[WORK REQUEST]: Each line of the entries that mentions the string "countries" needs to be reported.
=== SOURCE INFORMATION ===
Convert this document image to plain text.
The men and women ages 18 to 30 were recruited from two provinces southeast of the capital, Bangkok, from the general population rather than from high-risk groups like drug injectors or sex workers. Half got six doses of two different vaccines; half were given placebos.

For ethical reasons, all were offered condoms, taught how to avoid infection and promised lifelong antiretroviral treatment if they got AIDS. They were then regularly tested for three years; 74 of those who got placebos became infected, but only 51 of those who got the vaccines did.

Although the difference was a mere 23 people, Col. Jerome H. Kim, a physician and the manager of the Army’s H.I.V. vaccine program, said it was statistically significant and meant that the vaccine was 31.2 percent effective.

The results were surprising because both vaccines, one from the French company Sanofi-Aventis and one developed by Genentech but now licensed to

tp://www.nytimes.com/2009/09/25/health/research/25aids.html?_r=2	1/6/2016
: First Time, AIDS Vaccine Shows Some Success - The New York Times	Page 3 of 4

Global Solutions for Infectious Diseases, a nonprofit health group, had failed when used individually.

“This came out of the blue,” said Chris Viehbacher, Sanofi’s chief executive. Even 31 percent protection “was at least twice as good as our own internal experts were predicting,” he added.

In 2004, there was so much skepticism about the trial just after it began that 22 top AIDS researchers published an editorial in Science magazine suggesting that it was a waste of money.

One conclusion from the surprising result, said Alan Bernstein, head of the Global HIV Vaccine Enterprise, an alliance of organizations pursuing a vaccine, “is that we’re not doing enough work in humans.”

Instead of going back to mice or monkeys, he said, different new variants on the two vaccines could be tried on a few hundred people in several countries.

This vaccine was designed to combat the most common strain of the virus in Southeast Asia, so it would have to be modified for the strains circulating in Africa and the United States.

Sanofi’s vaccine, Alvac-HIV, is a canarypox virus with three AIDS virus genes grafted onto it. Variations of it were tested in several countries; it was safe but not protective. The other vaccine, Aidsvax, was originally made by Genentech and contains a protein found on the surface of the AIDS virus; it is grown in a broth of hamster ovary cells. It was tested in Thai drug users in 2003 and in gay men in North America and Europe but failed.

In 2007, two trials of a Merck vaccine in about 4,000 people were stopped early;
===
[SOLUTION TO THIS PROBLEM]:
Instead of going back to mice or monkeys, he said, different new variants on the two vaccines could be tried on a few hundred people in several countries.
Sanofi’s vaccine, Alvac-HIV, is a canarypox virus with three AIDS virus genes grafted onto it. Variations of it were tested in several countries; it was safe but not protective. The other vaccine, Aidsvax, was originally made by Genentech and contains a protein found on the surface of the AIDS virus; it is grown in a broth of hamster ovary cells. It was tested in Thai drug users in 2003 and in gay men in North America and Europe but failed.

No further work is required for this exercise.